* **GIVEN INSTRUCTION**
Reproduce the records that follow in full, excluding any picture they contain.

* **GIVEN RECORDS**
----
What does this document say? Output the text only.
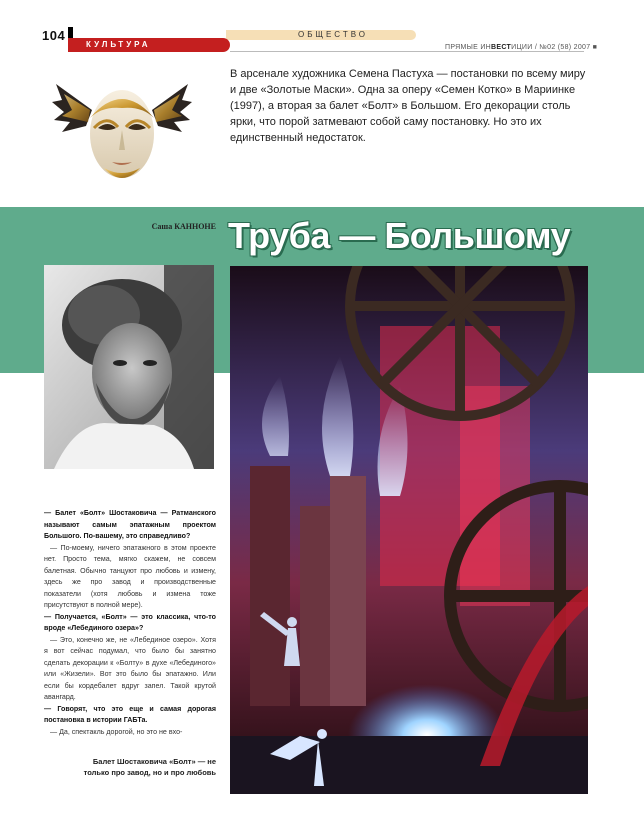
104	ОБЩЕСТВО
КУЛЬТУРА	ПРЯМЫЕ ИНВЕСТИЦИИ / №02 (58) 2007 ■
В арсенале художника Семена Пастуха — постановки по всему миру и две «Золотые Маски». Одна за оперу «Семен Котко» в Мариинке (1997), а вторая за балет «Болт» в Большом. Его декорации столь ярки, что порой затмевают собой саму постановку. Но это их единственный недостаток.
Саша КАННОНЕ Труба — Большому

— Балет «Болт» Шостаковича — Ратманского называют самым эпатажным проектом Большого. По-вашему, это справедливо?

— По-моему, ничего эпатажного в этом проекте нет. Просто тема, мягко скажем, не совсем балетная. Обычно танцуют про любовь и измену, здесь же про завод и производственные показатели (хотя любовь и измена тоже присутствуют в полной мере).

— Получается, «Болт» — это классика, что-то вроде «Лебединого озера»?

— Это, конечно же, не «Лебединое озеро». Хотя я вот сейчас подумал, что было бы занятно сделать декорации к «Болту» в духе «Лебединого» или «Жизели». Вот это было бы эпатажно. Или если бы кордебалет вдруг запел. Такой крутой авангард.

— Говорят, что это еще и самая дорогая постановка в истории ГАБТа.

— Да, спектакль дорогой, но это не вхо-

Балет Шостаковича «Болт» — не только про завод, но и про любовь
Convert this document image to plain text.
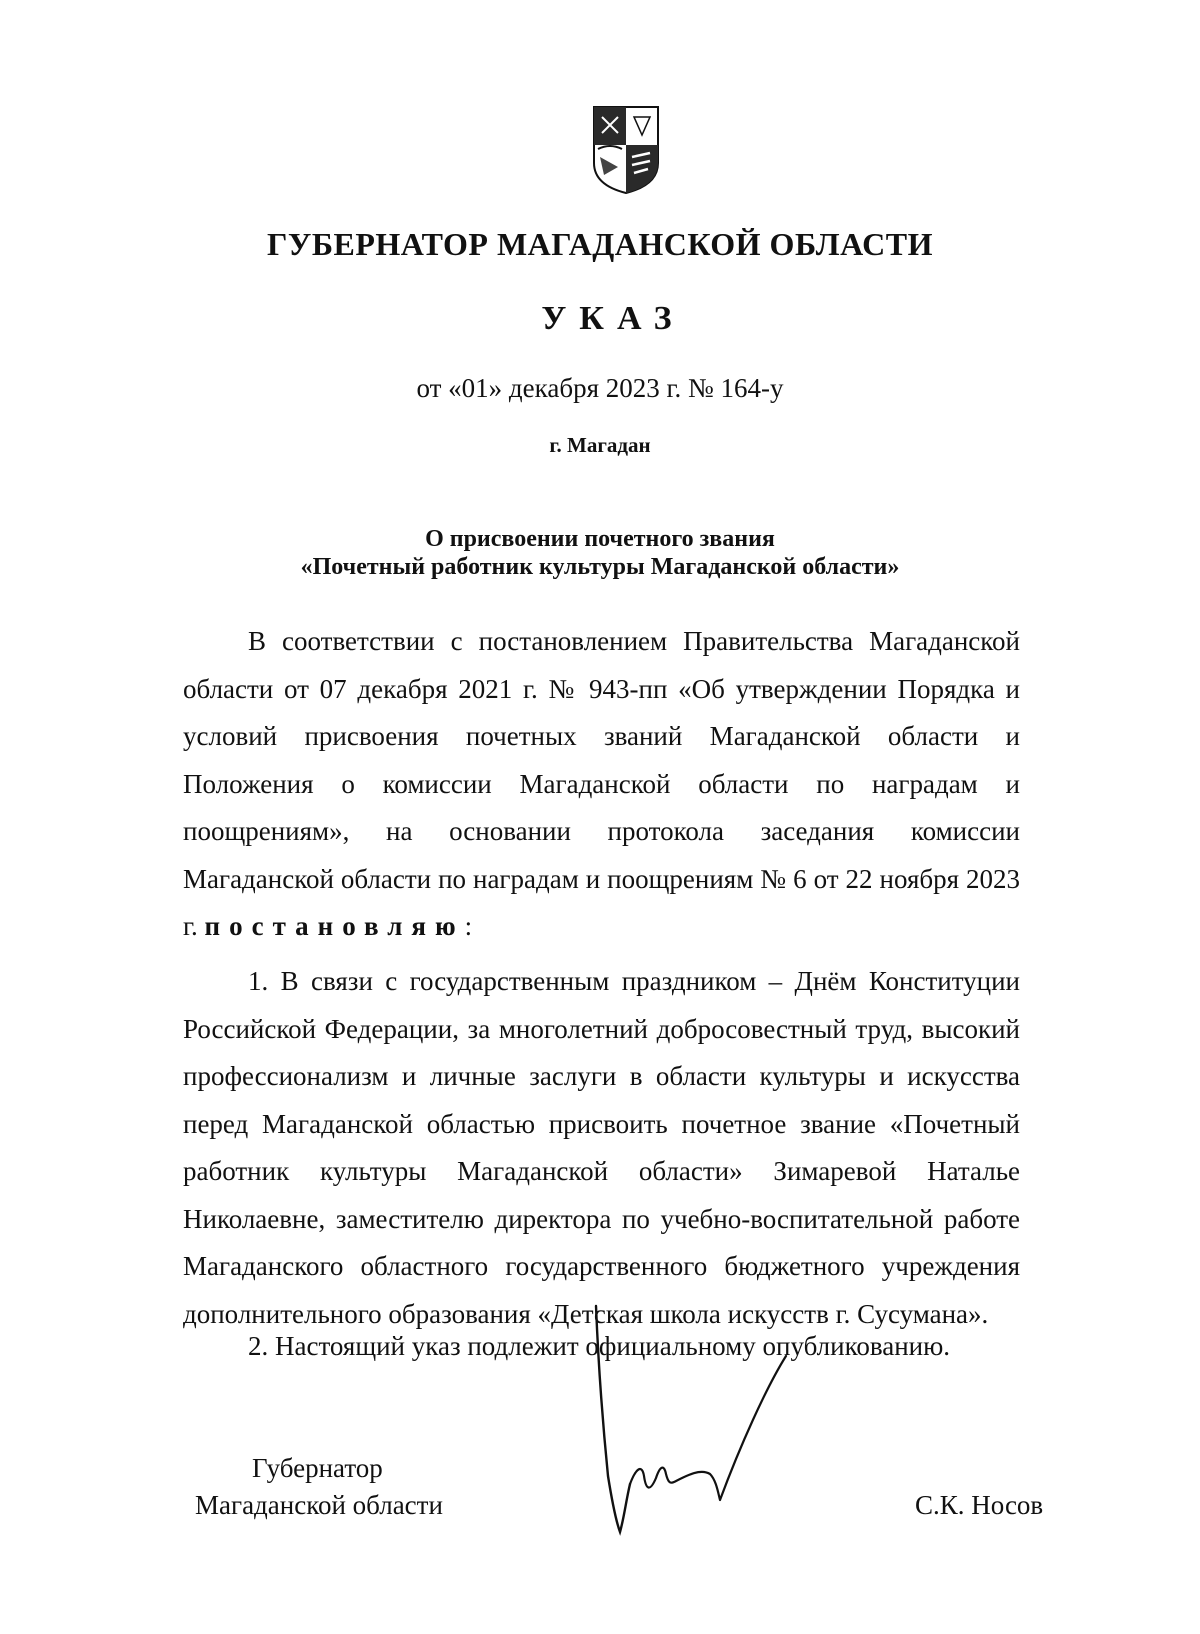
ГУБЕРНАТОР МАГАДАНСКОЙ ОБЛАСТИ
УКАЗ
от «01» декабря 2023 г. № 164-у
г. Магадан
О присвоении почетного звания
«Почетный работник культуры Магаданской области»
В соответствии с постановлением Правительства Магаданской области от 07 декабря 2021 г. № 943-пп «Об утверждении Порядка и условий присвоения почетных званий Магаданской области и Положения о комиссии Магаданской области по наградам и поощрениям», на основании протокола заседания комиссии Магаданской области по наградам и поощрениям № 6 от 22 ноября 2023 г. постановляю:
1. В связи с государственным праздником – Днём Конституции Российской Федерации, за многолетний добросовестный труд, высокий профессионализм и личные заслуги в области культуры и искусства перед Магаданской областью присвоить почетное звание «Почетный работник культуры Магаданской области» Зимаревой Наталье Николаевне, заместителю директора по учебно-воспитательной работе Магаданского областного государственного бюджетного учреждения дополнительного образования «Детская школа искусств г. Сусумана».
2. Настоящий указ подлежит официальному опубликованию.
Губернатор
Магаданской области	С.К. Носов
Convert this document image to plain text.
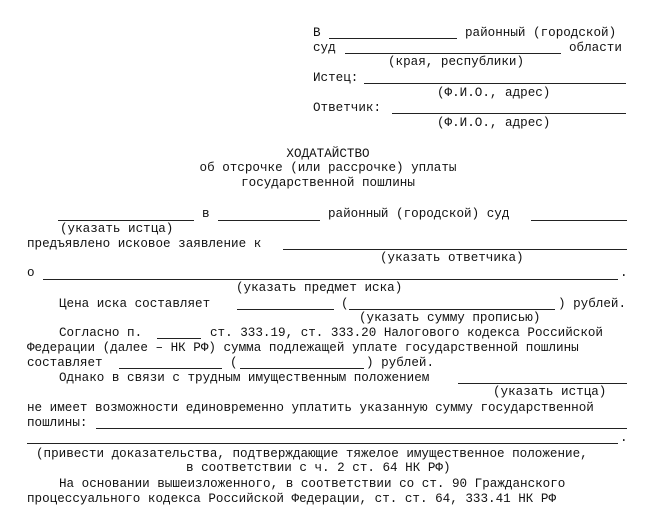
В	районный (городской)
суд	области
(края, республики)
Истец:
(Ф.И.О., адрес)
Ответчик:
(Ф.И.О., адрес)
ХОДАТАЙСТВО
об отсрочке (или рассрочке) уплаты
государственной пошлины
в	районный (городской) суд
(указать истца)
предъявлено исковое заявление к
(указать ответчика)
о	.
(указать предмет иска)
Цена иска составляет	(	) рублей.
(указать сумму прописью)
Согласно п.	ст. 333.19, ст. 333.20 Налогового кодекса Российской
Федерации (далее – НК РФ) сумма подлежащей уплате государственной пошлины
составляет	(	) рублей.
Однако в связи с трудным имущественным положением
(указать истца)
не имеет возможности единовременно уплатить указанную сумму государственной
пошлины:
.
(привести доказательства, подтверждающие тяжелое имущественное положение,
в соответствии с ч. 2 ст. 64 НК РФ)
На основании вышеизложенного, в соответствии со ст. 90 Гражданского
процессуального кодекса Российской Федерации, ст. ст. 64, 333.41 НК РФ
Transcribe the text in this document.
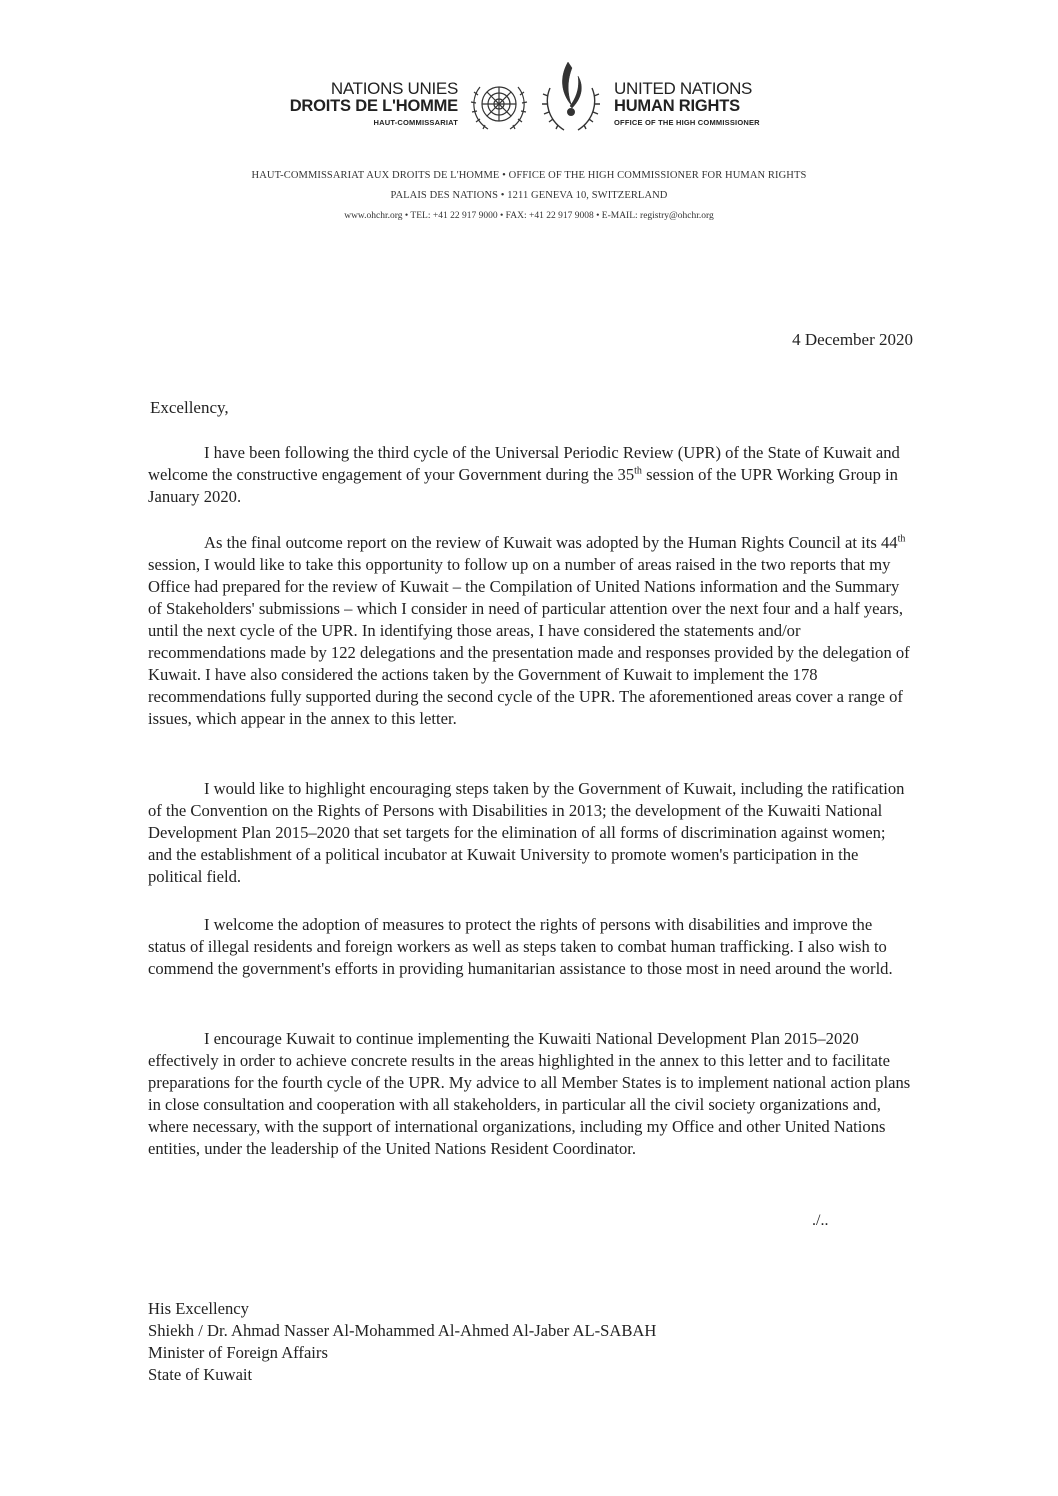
NATIONS UNIES
DROITS DE L'HOMME
HAUT-COMMISSARIAT
UNITED NATIONS
HUMAN RIGHTS
OFFICE OF THE HIGH COMMISSIONER
HAUT-COMMISSARIAT AUX DROITS DE L'HOMME • OFFICE OF THE HIGH COMMISSIONER FOR HUMAN RIGHTS
PALAIS DES NATIONS • 1211 GENEVA 10, SWITZERLAND
www.ohchr.org • TEL: +41 22 917 9000 • FAX: +41 22 917 9008 • E-MAIL: registry@ohchr.org
4 December 2020
Excellency,
I have been following the third cycle of the Universal Periodic Review (UPR) of the State of Kuwait and welcome the constructive engagement of your Government during the 35th session of the UPR Working Group in January 2020.
As the final outcome report on the review of Kuwait was adopted by the Human Rights Council at its 44th session, I would like to take this opportunity to follow up on a number of areas raised in the two reports that my Office had prepared for the review of Kuwait – the Compilation of United Nations information and the Summary of Stakeholders' submissions – which I consider in need of particular attention over the next four and a half years, until the next cycle of the UPR. In identifying those areas, I have considered the statements and/or recommendations made by 122 delegations and the presentation made and responses provided by the delegation of Kuwait. I have also considered the actions taken by the Government of Kuwait to implement the 178 recommendations fully supported during the second cycle of the UPR. The aforementioned areas cover a range of issues, which appear in the annex to this letter.
I would like to highlight encouraging steps taken by the Government of Kuwait, including the ratification of the Convention on the Rights of Persons with Disabilities in 2013; the development of the Kuwaiti National Development Plan 2015–2020 that set targets for the elimination of all forms of discrimination against women; and the establishment of a political incubator at Kuwait University to promote women's participation in the political field.
I welcome the adoption of measures to protect the rights of persons with disabilities and improve the status of illegal residents and foreign workers as well as steps taken to combat human trafficking. I also wish to commend the government's efforts in providing humanitarian assistance to those most in need around the world.
I encourage Kuwait to continue implementing the Kuwaiti National Development Plan 2015–2020 effectively in order to achieve concrete results in the areas highlighted in the annex to this letter and to facilitate preparations for the fourth cycle of the UPR. My advice to all Member States is to implement national action plans in close consultation and cooperation with all stakeholders, in particular all the civil society organizations and, where necessary, with the support of international organizations, including my Office and other United Nations entities, under the leadership of the United Nations Resident Coordinator.
./..
His Excellency
Shiekh / Dr. Ahmad Nasser Al-Mohammed Al-Ahmed Al-Jaber AL-SABAH
Minister of Foreign Affairs
State of Kuwait
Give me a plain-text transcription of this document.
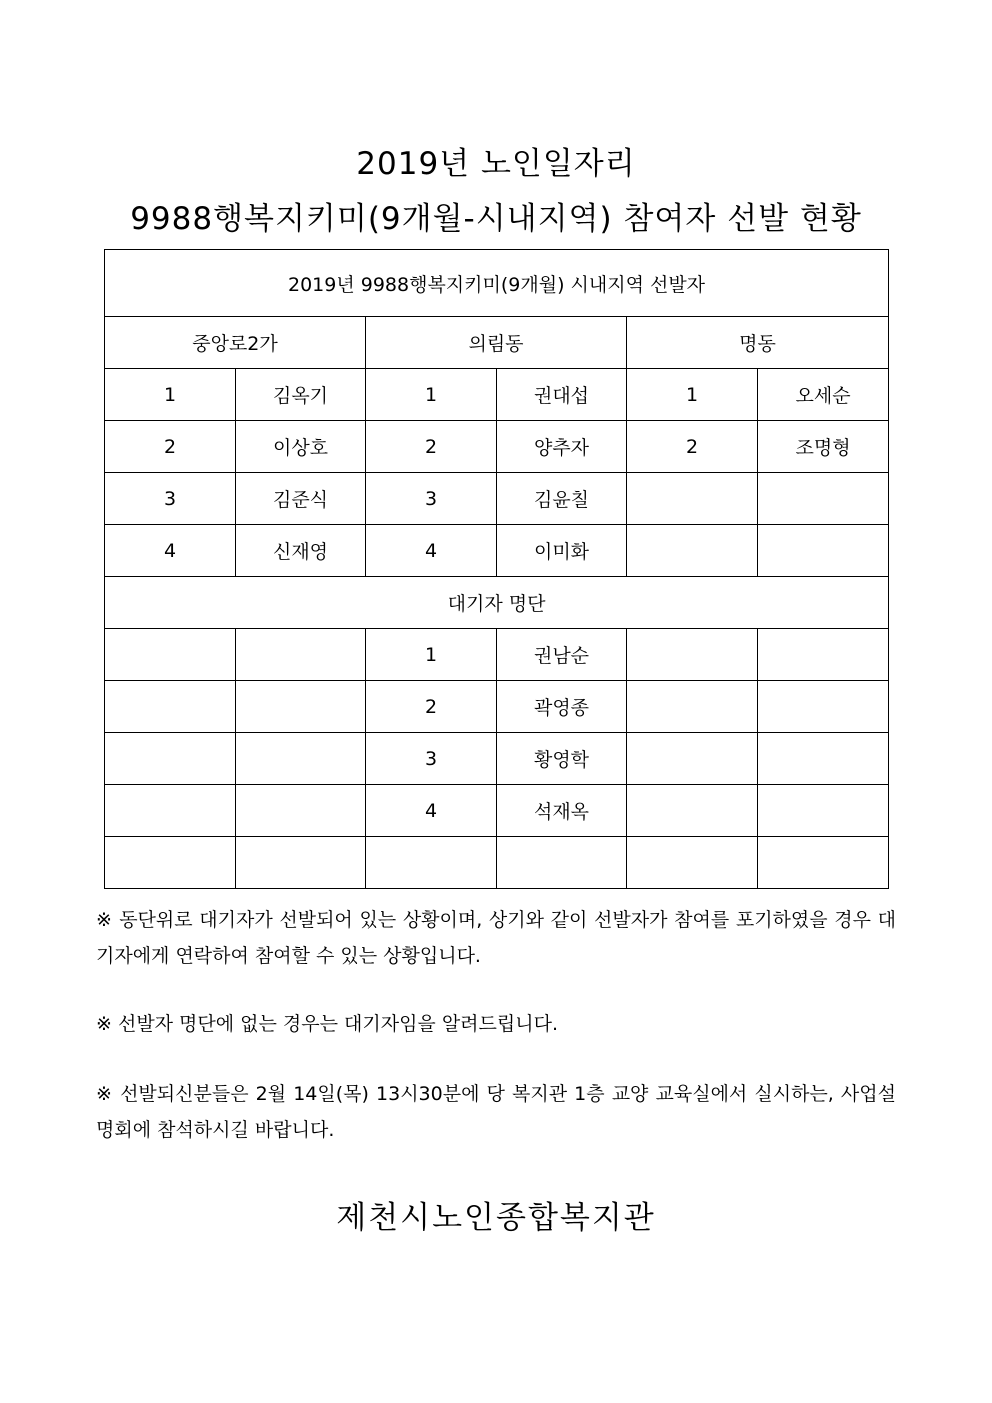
2019년 노인일자리
9988행복지키미(9개월-시내지역) 참여자 선발 현황
2019년 9988행복지키미(9개월) 시내지역 선발자					
중앙로2가		의림동		명동	
1	김옥기	1	권대섭	1	오세순
2	이상호	2	양추자	2	조명형
3	김준식	3	김윤칠		
4	신재영	4	이미화		
대기자 명단					
		1	권남순		
		2	곽영종		
		3	황영학		
		4	석재옥		

※ 동단위로 대기자가 선발되어 있는 상황이며, 상기와 같이 선발자가 참여를 포기하였을 경우 대기자에게 연락하여 참여할 수 있는 상황입니다.
※ 선발자 명단에 없는 경우는 대기자임을 알려드립니다.
※ 선발되신분들은 2월 14일(목) 13시30분에 당 복지관 1층 교양 교육실에서 실시하는, 사업설명회에 참석하시길 바랍니다.
제천시노인종합복지관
----
* **SOLUTION**
What does this document say? Output the text only.
104	ОБЩЕСТВО
КУЛЬТУРА	ПРЯМЫЕ ИНВЕСТИЦИИ / №02 (58) 2007 ■
В арсенале художника Семена Пастуха — постановки по всему миру и две «Золотые Маски». Одна за оперу «Семен Котко» в Мариинке (1997), а вторая за балет «Болт» в Большом. Его декорации столь ярки, что порой затмевают собой саму постановку. Но это их единственный недостаток.
Саша КАННОНЕ Труба — Большому

— Балет «Болт» Шостаковича — Ратманского называют самым эпатажным проектом Большого. По-вашему, это справедливо?

— По-моему, ничего эпатажного в этом проекте нет. Просто тема, мягко скажем, не совсем балетная. Обычно танцуют про любовь и измену, здесь же про завод и производственные показатели (хотя любовь и измена тоже присутствуют в полной мере).

— Получается, «Болт» — это классика, что-то вроде «Лебединого озера»?

— Это, конечно же, не «Лебединое озеро». Хотя я вот сейчас подумал, что было бы занятно сделать декорации к «Болту» в духе «Лебединого» или «Жизели». Вот это было бы эпатажно. Или если бы кордебалет вдруг запел. Такой крутой авангард.

— Говорят, что это еще и самая дорогая постановка в истории ГАБТа.

— Да, спектакль дорогой, но это не вхо-

Балет Шостаковича «Болт» — не только про завод, но и про любовь
Convert this document image to plain text.
ГУБЕРНАТОР МАГАДАНСКОЙ ОБЛАСТИ
УКАЗ
от «01» декабря 2023 г. № 164-у
г. Магадан
О присвоении почетного звания
«Почетный работник культуры Магаданской области»
В соответствии с постановлением Правительства Магаданской области от 07 декабря 2021 г. № 943-пп «Об утверждении Порядка и условий присвоения почетных званий Магаданской области и Положения о комиссии Магаданской области по наградам и поощрениям», на основании протокола заседания комиссии Магаданской области по наградам и поощрениям № 6 от 22 ноября 2023 г. постановляю:
1. В связи с государственным праздником – Днём Конституции Российской Федерации, за многолетний добросовестный труд, высокий профессионализм и личные заслуги в области культуры и искусства перед Магаданской областью присвоить почетное звание «Почетный работник культуры Магаданской области» Зимаревой Наталье Николаевне, заместителю директора по учебно-воспитательной работе Магаданского областного государственного бюджетного учреждения дополнительного образования «Детская школа искусств г. Сусумана».
2. Настоящий указ подлежит официальному опубликованию.
Губернатор
Магаданской области	С.К. Носов
Convert this document image to plain text.
В	районный (городской)
суд	области
(края, республики)
Истец:
(Ф.И.О., адрес)
Ответчик:
(Ф.И.О., адрес)
ХОДАТАЙСТВО
об отсрочке (или рассрочке) уплаты
государственной пошлины
в	районный (городской) суд
(указать истца)
предъявлено исковое заявление к
(указать ответчика)
о	.
(указать предмет иска)
Цена иска составляет	(	) рублей.
(указать сумму прописью)
Согласно п.	ст. 333.19, ст. 333.20 Налогового кодекса Российской
Федерации (далее – НК РФ) сумма подлежащей уплате государственной пошлины
составляет	(	) рублей.
Однако в связи с трудным имущественным положением
(указать истца)
не имеет возможности единовременно уплатить указанную сумму государственной
пошлины:
.
(привести доказательства, подтверждающие тяжелое имущественное положение,
в соответствии с ч. 2 ст. 64 НК РФ)
На основании вышеизложенного, в соответствии со ст. 90 Гражданского
процессуального кодекса Российской Федерации, ст. ст. 64, 333.41 НК РФ
Transcribe the text in this document.
NATIONS UNIES
DROITS DE L'HOMME
HAUT-COMMISSARIAT
UNITED NATIONS
HUMAN RIGHTS
OFFICE OF THE HIGH COMMISSIONER
HAUT-COMMISSARIAT AUX DROITS DE L'HOMME • OFFICE OF THE HIGH COMMISSIONER FOR HUMAN RIGHTS
PALAIS DES NATIONS • 1211 GENEVA 10, SWITZERLAND
www.ohchr.org • TEL: +41 22 917 9000 • FAX: +41 22 917 9008 • E-MAIL: registry@ohchr.org
4 December 2020
Excellency,
I have been following the third cycle of the Universal Periodic Review (UPR) of the State of Kuwait and welcome the constructive engagement of your Government during the 35th session of the UPR Working Group in January 2020.
As the final outcome report on the review of Kuwait was adopted by the Human Rights Council at its 44th session, I would like to take this opportunity to follow up on a number of areas raised in the two reports that my Office had prepared for the review of Kuwait – the Compilation of United Nations information and the Summary of Stakeholders' submissions – which I consider in need of particular attention over the next four and a half years, until the next cycle of the UPR. In identifying those areas, I have considered the statements and/or recommendations made by 122 delegations and the presentation made and responses provided by the delegation of Kuwait. I have also considered the actions taken by the Government of Kuwait to implement the 178 recommendations fully supported during the second cycle of the UPR. The aforementioned areas cover a range of issues, which appear in the annex to this letter.
I would like to highlight encouraging steps taken by the Government of Kuwait, including the ratification of the Convention on the Rights of Persons with Disabilities in 2013; the development of the Kuwaiti National Development Plan 2015–2020 that set targets for the elimination of all forms of discrimination against women; and the establishment of a political incubator at Kuwait University to promote women's participation in the political field.
I welcome the adoption of measures to protect the rights of persons with disabilities and improve the status of illegal residents and foreign workers as well as steps taken to combat human trafficking. I also wish to commend the government's efforts in providing humanitarian assistance to those most in need around the world.
I encourage Kuwait to continue implementing the Kuwaiti National Development Plan 2015–2020 effectively in order to achieve concrete results in the areas highlighted in the annex to this letter and to facilitate preparations for the fourth cycle of the UPR. My advice to all Member States is to implement national action plans in close consultation and cooperation with all stakeholders, in particular all the civil society organizations and, where necessary, with the support of international organizations, including my Office and other United Nations entities, under the leadership of the United Nations Resident Coordinator.
./..
His Excellency
Shiekh / Dr. Ahmad Nasser Al-Mohammed Al-Ahmed Al-Jaber AL-SABAH
Minister of Foreign Affairs
State of Kuwait
Give me a plain-text transcription of this document.
2019년 노인일자리
9988행복지키미(9개월-시내지역) 참여자 선발 현황
2019년 9988행복지키미(9개월) 시내지역 선발자					
중앙로2가		의림동		명동	
1	김옥기	1	권대섭	1	오세순
2	이상호	2	양추자	2	조명형
3	김준식	3	김윤칠		
4	신재영	4	이미화		
대기자 명단					
		1	권남순		
		2	곽영종		
		3	황영학		
		4	석재옥		

※ 동단위로 대기자가 선발되어 있는 상황이며, 상기와 같이 선발자가 참여를 포기하였을 경우 대기자에게 연락하여 참여할 수 있는 상황입니다.
※ 선발자 명단에 없는 경우는 대기자임을 알려드립니다.
※ 선발되신분들은 2월 14일(목) 13시30분에 당 복지관 1층 교양 교육실에서 실시하는, 사업설명회에 참석하시길 바랍니다.
제천시노인종합복지관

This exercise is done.